What to do | Copy out every line that contains "purpose".
=====
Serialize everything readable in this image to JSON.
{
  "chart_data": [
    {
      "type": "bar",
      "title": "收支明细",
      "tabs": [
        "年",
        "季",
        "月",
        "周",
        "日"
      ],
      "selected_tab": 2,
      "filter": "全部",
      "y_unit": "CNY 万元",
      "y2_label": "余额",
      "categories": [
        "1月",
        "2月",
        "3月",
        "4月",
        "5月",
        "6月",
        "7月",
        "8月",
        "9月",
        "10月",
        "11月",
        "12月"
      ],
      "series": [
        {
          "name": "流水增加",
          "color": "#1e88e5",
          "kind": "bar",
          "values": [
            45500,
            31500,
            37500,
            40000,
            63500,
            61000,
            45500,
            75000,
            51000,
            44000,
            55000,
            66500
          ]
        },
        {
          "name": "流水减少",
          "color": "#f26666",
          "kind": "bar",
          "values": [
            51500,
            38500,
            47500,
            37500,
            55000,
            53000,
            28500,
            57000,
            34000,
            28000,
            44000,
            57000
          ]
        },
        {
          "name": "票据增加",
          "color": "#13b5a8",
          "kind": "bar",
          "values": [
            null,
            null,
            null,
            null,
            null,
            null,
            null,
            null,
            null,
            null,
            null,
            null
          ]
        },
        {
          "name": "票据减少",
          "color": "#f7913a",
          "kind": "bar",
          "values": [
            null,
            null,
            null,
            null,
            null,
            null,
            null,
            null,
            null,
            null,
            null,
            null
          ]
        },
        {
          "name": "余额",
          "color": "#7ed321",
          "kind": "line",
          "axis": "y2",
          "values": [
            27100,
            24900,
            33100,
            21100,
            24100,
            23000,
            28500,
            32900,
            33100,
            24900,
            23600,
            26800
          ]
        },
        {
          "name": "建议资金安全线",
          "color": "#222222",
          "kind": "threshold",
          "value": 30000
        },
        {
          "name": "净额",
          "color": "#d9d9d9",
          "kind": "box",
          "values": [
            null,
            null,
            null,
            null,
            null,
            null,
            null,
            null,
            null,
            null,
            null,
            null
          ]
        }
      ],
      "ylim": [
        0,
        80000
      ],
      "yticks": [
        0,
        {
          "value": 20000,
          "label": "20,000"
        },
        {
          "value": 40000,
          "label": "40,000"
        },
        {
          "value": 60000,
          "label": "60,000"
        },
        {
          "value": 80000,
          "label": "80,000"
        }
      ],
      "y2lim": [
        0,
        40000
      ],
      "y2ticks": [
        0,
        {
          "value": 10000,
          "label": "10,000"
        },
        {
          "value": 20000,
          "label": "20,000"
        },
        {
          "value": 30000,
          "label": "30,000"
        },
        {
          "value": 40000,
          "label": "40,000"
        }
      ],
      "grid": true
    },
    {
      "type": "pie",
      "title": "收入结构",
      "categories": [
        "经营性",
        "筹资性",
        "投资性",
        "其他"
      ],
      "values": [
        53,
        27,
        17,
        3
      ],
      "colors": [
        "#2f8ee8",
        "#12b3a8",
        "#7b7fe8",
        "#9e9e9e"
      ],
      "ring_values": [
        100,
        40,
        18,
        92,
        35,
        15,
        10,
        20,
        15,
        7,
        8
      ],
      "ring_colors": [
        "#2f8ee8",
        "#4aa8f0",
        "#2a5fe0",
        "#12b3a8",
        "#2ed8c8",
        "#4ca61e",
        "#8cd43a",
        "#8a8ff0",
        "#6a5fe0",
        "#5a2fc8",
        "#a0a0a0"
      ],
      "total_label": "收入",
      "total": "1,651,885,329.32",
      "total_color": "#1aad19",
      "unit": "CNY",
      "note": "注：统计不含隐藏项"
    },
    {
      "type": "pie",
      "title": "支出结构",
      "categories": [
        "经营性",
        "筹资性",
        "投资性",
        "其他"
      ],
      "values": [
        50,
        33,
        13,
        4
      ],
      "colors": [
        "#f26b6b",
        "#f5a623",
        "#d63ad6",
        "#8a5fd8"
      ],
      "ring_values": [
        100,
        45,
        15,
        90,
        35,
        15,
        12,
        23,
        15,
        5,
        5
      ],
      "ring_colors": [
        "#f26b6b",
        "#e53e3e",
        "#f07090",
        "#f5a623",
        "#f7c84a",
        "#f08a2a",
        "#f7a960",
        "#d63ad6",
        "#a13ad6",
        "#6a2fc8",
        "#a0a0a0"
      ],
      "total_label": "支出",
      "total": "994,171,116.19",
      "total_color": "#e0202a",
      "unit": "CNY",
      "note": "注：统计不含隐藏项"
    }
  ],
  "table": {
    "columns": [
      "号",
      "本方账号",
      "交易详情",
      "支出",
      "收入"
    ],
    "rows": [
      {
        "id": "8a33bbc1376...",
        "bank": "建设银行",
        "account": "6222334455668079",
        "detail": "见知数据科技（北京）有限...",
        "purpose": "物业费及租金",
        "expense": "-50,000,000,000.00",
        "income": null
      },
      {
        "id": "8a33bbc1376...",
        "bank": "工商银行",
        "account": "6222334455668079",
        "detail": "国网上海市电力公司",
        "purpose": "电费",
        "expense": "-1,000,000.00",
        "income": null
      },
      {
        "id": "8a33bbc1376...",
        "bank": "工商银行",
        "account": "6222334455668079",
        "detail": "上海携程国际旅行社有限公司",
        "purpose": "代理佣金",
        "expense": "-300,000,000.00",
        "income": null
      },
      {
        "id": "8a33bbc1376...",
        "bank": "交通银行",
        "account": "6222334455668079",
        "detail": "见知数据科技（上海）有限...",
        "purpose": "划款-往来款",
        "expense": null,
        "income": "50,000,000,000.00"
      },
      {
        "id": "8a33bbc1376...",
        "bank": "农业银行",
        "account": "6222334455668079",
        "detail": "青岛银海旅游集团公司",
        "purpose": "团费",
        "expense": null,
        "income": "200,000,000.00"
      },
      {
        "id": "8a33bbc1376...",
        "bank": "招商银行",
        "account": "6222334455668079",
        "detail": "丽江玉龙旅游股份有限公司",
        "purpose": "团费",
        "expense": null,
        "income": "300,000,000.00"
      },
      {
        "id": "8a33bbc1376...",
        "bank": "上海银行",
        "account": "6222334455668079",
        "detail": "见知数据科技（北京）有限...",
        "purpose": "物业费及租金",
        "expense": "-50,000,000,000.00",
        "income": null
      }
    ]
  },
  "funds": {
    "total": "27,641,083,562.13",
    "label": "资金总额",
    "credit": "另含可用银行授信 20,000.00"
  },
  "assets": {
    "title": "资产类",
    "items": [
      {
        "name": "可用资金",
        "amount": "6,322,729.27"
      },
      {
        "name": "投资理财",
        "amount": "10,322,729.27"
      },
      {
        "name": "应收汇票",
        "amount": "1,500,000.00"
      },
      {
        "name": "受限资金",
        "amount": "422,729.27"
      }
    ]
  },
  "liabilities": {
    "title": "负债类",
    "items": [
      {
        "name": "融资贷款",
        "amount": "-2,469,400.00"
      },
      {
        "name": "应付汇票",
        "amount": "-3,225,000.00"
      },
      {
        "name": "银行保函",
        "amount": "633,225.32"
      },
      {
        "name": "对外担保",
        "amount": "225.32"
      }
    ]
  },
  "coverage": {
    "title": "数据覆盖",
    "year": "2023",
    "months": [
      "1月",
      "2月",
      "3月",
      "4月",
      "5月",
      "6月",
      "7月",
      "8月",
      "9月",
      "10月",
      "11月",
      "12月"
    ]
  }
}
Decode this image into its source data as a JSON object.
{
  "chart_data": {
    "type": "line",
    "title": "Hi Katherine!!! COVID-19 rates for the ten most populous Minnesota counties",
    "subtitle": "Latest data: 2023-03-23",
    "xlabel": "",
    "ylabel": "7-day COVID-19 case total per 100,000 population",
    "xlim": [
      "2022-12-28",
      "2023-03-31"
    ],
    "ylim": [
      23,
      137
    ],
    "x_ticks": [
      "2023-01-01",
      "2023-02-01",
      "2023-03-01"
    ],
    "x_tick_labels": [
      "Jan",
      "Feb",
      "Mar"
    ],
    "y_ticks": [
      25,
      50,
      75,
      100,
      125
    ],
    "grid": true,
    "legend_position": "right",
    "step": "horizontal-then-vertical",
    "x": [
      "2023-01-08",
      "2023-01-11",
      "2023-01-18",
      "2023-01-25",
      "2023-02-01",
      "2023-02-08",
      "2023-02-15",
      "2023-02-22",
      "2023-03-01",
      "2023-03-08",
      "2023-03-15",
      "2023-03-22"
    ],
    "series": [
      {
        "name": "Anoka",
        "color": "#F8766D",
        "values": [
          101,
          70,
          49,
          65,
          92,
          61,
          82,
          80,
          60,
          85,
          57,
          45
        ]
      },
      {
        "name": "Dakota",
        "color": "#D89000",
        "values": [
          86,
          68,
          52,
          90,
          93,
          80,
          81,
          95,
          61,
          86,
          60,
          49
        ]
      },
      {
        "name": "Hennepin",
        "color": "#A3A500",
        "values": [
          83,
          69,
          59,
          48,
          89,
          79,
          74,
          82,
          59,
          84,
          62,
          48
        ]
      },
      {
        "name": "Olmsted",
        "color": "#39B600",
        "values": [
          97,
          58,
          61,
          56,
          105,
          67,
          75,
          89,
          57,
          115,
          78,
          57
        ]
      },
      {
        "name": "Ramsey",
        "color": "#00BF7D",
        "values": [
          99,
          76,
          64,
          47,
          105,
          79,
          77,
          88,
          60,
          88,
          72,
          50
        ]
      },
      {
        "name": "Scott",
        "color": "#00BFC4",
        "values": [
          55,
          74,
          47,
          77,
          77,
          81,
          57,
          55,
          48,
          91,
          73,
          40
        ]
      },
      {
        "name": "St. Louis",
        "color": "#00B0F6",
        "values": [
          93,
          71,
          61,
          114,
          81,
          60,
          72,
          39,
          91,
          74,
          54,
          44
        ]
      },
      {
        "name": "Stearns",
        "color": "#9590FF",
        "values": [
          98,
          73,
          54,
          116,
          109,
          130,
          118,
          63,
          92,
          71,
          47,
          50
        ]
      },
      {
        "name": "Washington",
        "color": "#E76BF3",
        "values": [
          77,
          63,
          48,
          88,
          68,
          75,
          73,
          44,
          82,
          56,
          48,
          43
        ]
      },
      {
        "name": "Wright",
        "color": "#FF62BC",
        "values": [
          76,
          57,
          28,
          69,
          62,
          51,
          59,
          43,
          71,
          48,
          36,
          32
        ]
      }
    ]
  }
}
=====
Correct result |
        "purpose": "物业费及租金",
        "purpose": "电费",
        "purpose": "代理佣金",
        "purpose": "划款-往来款",
        "purpose": "团费",
        "purpose": "团费",
        "purpose": "物业费及租金",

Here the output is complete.